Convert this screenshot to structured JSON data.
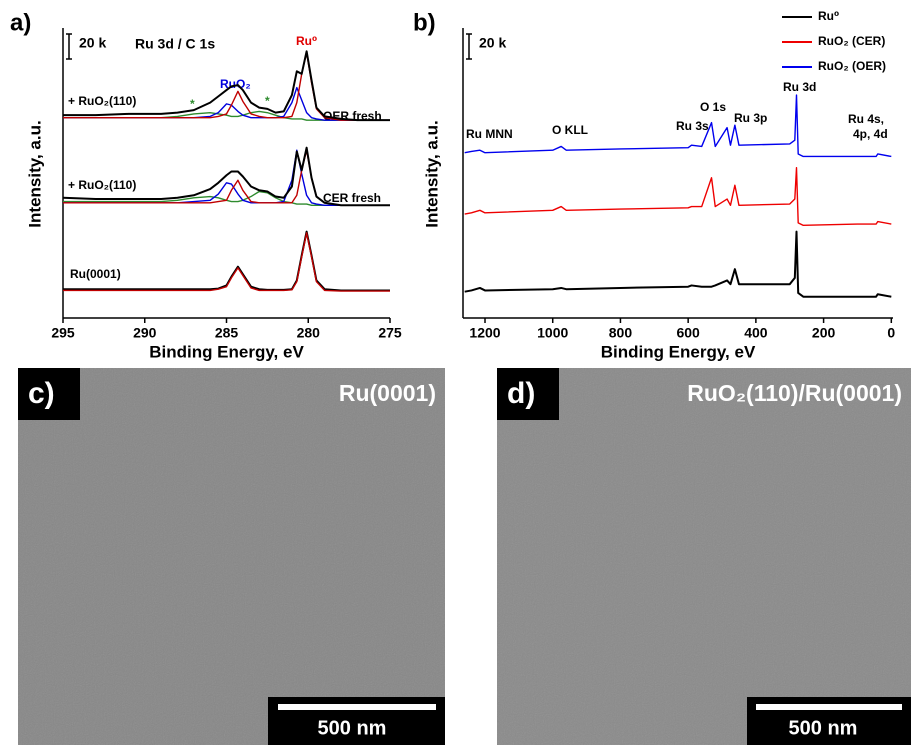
{
  "chart_data": [
    {
      "type": "line",
      "panel_label": "a)",
      "title": "Ru 3d / C 1s",
      "x_label": "Binding Energy, eV",
      "y_label": "Intensity, a.u.",
      "scale_bar": {
        "value": 20,
        "label": "20 k"
      },
      "annotations": [
        "Ru⁰",
        "RuO₂",
        "+ RuO₂(110)",
        "+ RuO₂(110)",
        "OER fresh",
        "CER fresh",
        "Ru(0001)",
        "*",
        "*"
      ],
      "xlim": [
        295,
        275
      ],
      "xticks": [
        295,
        290,
        285,
        280,
        275
      ],
      "ylim": [
        0,
        230
      ],
      "x": [
        295,
        293,
        291,
        289,
        288,
        287,
        286,
        285.5,
        285,
        284.7,
        284.3,
        284,
        283.5,
        283,
        282.5,
        282,
        281.5,
        281,
        280.7,
        280.4,
        280.1,
        279.8,
        279.5,
        279,
        278,
        277,
        275
      ],
      "series": [
        {
          "color": "#000000",
          "values": [
            23,
            23,
            23,
            23,
            23,
            23,
            23,
            23.5,
            26,
            33,
            41,
            35,
            25,
            23,
            22.5,
            22.5,
            22.5,
            23,
            30,
            50,
            69,
            50,
            30,
            23,
            22,
            22,
            22
          ]
        },
        {
          "color": "#c00000",
          "values": [
            22,
            22,
            22,
            22,
            22,
            22,
            22,
            23,
            25,
            32,
            40,
            34,
            24,
            22,
            22,
            22,
            22,
            22.5,
            29,
            49,
            68,
            49,
            29,
            22,
            21.5,
            21.5,
            21.5
          ]
        },
        {
          "color": "#2e8b2e",
          "values": [
            93,
            93,
            93,
            93,
            94,
            96,
            97,
            96,
            94,
            93,
            93,
            94,
            97,
            101,
            100,
            96,
            93,
            92,
            91,
            91,
            91,
            90,
            90,
            90,
            90,
            90,
            90
          ]
        },
        {
          "color": "#0000dd",
          "values": [
            92,
            92,
            92,
            92,
            92,
            93,
            94,
            99,
            108,
            107,
            99,
            94,
            92,
            92,
            92,
            92,
            93,
            110,
            134,
            115,
            98,
            92,
            91,
            90,
            90,
            90,
            90
          ]
        },
        {
          "color": "#c00000",
          "values": [
            92,
            92,
            92,
            92,
            92,
            92,
            92,
            93,
            94,
            102,
            110,
            102,
            93,
            92,
            92,
            92,
            92,
            92,
            98,
            118,
            134,
            112,
            97,
            92,
            90,
            90,
            90
          ]
        },
        {
          "color": "#000000",
          "values": [
            96,
            95,
            95,
            95,
            96,
            98,
            103,
            108,
            114,
            117,
            117,
            113,
            105,
            102,
            101,
            97,
            96,
            105,
            133,
            118,
            136,
            112,
            97,
            92,
            90,
            90,
            90
          ]
        },
        {
          "color": "#2e8b2e",
          "values": [
            160,
            160,
            160,
            160,
            161,
            163,
            164,
            163,
            162,
            161,
            161,
            162,
            164,
            165,
            164,
            162,
            160,
            159,
            159,
            159,
            158,
            158,
            158,
            158,
            158,
            158,
            158
          ]
        },
        {
          "color": "#0000dd",
          "values": [
            160,
            160,
            160,
            160,
            160,
            160,
            161,
            164,
            171,
            170,
            165,
            162,
            160,
            160,
            160,
            160,
            161,
            172,
            184,
            174,
            164,
            160,
            159,
            158,
            158,
            158,
            158
          ]
        },
        {
          "color": "#c00000",
          "values": [
            160,
            160,
            160,
            160,
            160,
            160,
            160,
            161,
            163,
            170,
            181,
            173,
            163,
            161,
            160,
            160,
            160,
            161,
            172,
            195,
            212,
            188,
            167,
            160,
            158,
            158,
            158
          ]
        },
        {
          "color": "#000000",
          "values": [
            162,
            162,
            163,
            163,
            164,
            166,
            172,
            177,
            182,
            185,
            186,
            182,
            172,
            168,
            167,
            164,
            165,
            178,
            197,
            195,
            213,
            190,
            168,
            161,
            159,
            158,
            158
          ]
        }
      ]
    },
    {
      "type": "line",
      "panel_label": "b)",
      "x_label": "Binding Energy, eV",
      "y_label": "Intensity, a.u.",
      "scale_bar": {
        "value": 20,
        "label": "20 k"
      },
      "annotations": [
        "Ru MNN",
        "O KLL",
        "Ru 3s",
        "O 1s",
        "Ru 3p",
        "Ru 3d",
        "Ru 4s,",
        "4p, 4d"
      ],
      "xlim": [
        1265,
        -5
      ],
      "xticks": [
        1200,
        1000,
        800,
        600,
        400,
        200,
        0
      ],
      "ylim": [
        0,
        230
      ],
      "x": [
        1260,
        1240,
        1215,
        1200,
        1000,
        975,
        960,
        800,
        600,
        590,
        560,
        531,
        520,
        485,
        475,
        462,
        450,
        300,
        285,
        280,
        275,
        260,
        100,
        45,
        40,
        0
      ],
      "series": [
        {
          "name": "Ru⁰",
          "color": "#000000",
          "values": [
            21,
            22,
            24,
            22,
            23,
            24,
            23,
            24,
            25,
            26,
            25,
            25,
            26,
            30,
            27,
            39,
            27,
            27,
            32,
            69,
            20,
            17,
            17,
            17,
            19,
            17
          ]
        },
        {
          "name": "RuO₂ (CER)",
          "color": "#ee0000",
          "values": [
            83,
            84,
            86,
            84,
            86,
            89,
            86,
            87,
            88,
            89,
            89,
            112,
            89,
            95,
            90,
            106,
            90,
            91,
            95,
            120,
            76,
            74,
            75,
            75,
            77,
            75
          ]
        },
        {
          "name": "RuO₂ (OER)",
          "color": "#0000ee",
          "values": [
            132,
            133,
            134,
            132,
            134,
            137,
            134,
            135,
            136,
            138,
            137,
            156,
            137,
            152,
            138,
            154,
            138,
            139,
            142,
            178,
            131,
            129,
            129,
            129,
            131,
            129
          ]
        }
      ]
    }
  ],
  "images": [
    {
      "panel_label": "c)",
      "label": "Ru(0001)",
      "scale_bar": "500 nm"
    },
    {
      "panel_label": "d)",
      "label": "RuO₂(110)/Ru(0001)",
      "scale_bar": "500 nm"
    }
  ]
}
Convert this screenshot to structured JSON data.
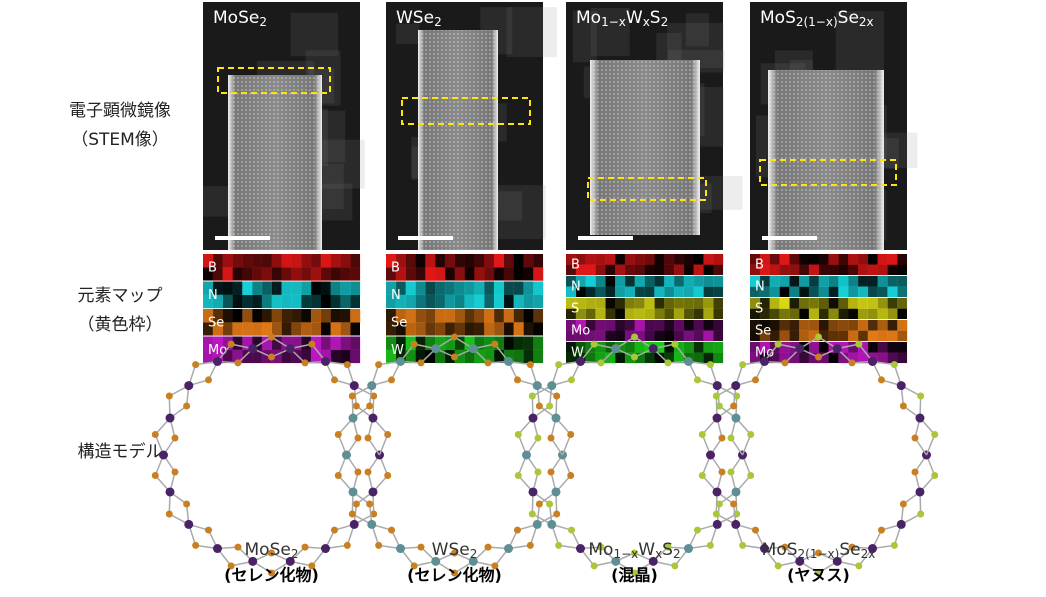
{
  "row_labels": {
    "stem": [
      "電子顕微鏡像",
      "（STEM像）"
    ],
    "maps": [
      "元素マップ",
      "（黄色枠）"
    ],
    "model": [
      "構造モデル"
    ]
  },
  "columns": [
    {
      "title": [
        {
          "t": "MoSe",
          "sub": false
        },
        {
          "t": "2",
          "sub": true
        }
      ],
      "maps": [
        {
          "label": "B",
          "color": "#ff1a1a"
        },
        {
          "label": "N",
          "color": "#19e6ee"
        },
        {
          "label": "Se",
          "color": "#ff8a1a"
        },
        {
          "label": "Mo",
          "color": "#d21ad8"
        }
      ],
      "name": [
        {
          "t": "MoSe",
          "sub": false
        },
        {
          "t": "2",
          "sub": true
        }
      ],
      "note": "(セレン化物)"
    },
    {
      "title": [
        {
          "t": "WSe",
          "sub": false
        },
        {
          "t": "2",
          "sub": true
        }
      ],
      "maps": [
        {
          "label": "B",
          "color": "#ff1a1a"
        },
        {
          "label": "N",
          "color": "#19e6ee"
        },
        {
          "label": "Se",
          "color": "#ff8a1a"
        },
        {
          "label": "W",
          "color": "#1ee01e"
        }
      ],
      "name": [
        {
          "t": "WSe",
          "sub": false
        },
        {
          "t": "2",
          "sub": true
        }
      ],
      "note": "(セレン化物)"
    },
    {
      "title": [
        {
          "t": "Mo",
          "sub": false
        },
        {
          "t": "1−x",
          "sub": true
        },
        {
          "t": "W",
          "sub": false
        },
        {
          "t": "x",
          "sub": true
        },
        {
          "t": "S",
          "sub": false
        },
        {
          "t": "2",
          "sub": true
        }
      ],
      "maps": [
        {
          "label": "B",
          "color": "#ff1a1a"
        },
        {
          "label": "N",
          "color": "#19e6ee"
        },
        {
          "label": "S",
          "color": "#f0f01a"
        },
        {
          "label": "Mo",
          "color": "#d21ad8"
        },
        {
          "label": "W",
          "color": "#1ee01e"
        }
      ],
      "name": [
        {
          "t": "Mo",
          "sub": false
        },
        {
          "t": "1−x",
          "sub": true
        },
        {
          "t": "W",
          "sub": false
        },
        {
          "t": "x",
          "sub": true
        },
        {
          "t": "S",
          "sub": false
        },
        {
          "t": "2",
          "sub": true
        }
      ],
      "note": "(混晶)"
    },
    {
      "title": [
        {
          "t": "MoS",
          "sub": false
        },
        {
          "t": "2(1−x)",
          "sub": true
        },
        {
          "t": "Se",
          "sub": false
        },
        {
          "t": "2x",
          "sub": true
        }
      ],
      "maps": [
        {
          "label": "B",
          "color": "#ff1a1a"
        },
        {
          "label": "N",
          "color": "#19e6ee"
        },
        {
          "label": "S",
          "color": "#f0f01a"
        },
        {
          "label": "Se",
          "color": "#ff8a1a"
        },
        {
          "label": "Mo",
          "color": "#d21ad8"
        }
      ],
      "name": [
        {
          "t": "MoS",
          "sub": false
        },
        {
          "t": "2(1−x)",
          "sub": true
        },
        {
          "t": "Se",
          "sub": false
        },
        {
          "t": "2x",
          "sub": true
        }
      ],
      "note": "(ヤヌス)"
    }
  ]
}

Do this. Copy, from the material, each line that holds the string "note".

Answer to the problem.
      "note": "(セレン化物)"
      "note": "(セレン化物)"
      "note": "(混晶)"
      "note": "(ヤヌス)"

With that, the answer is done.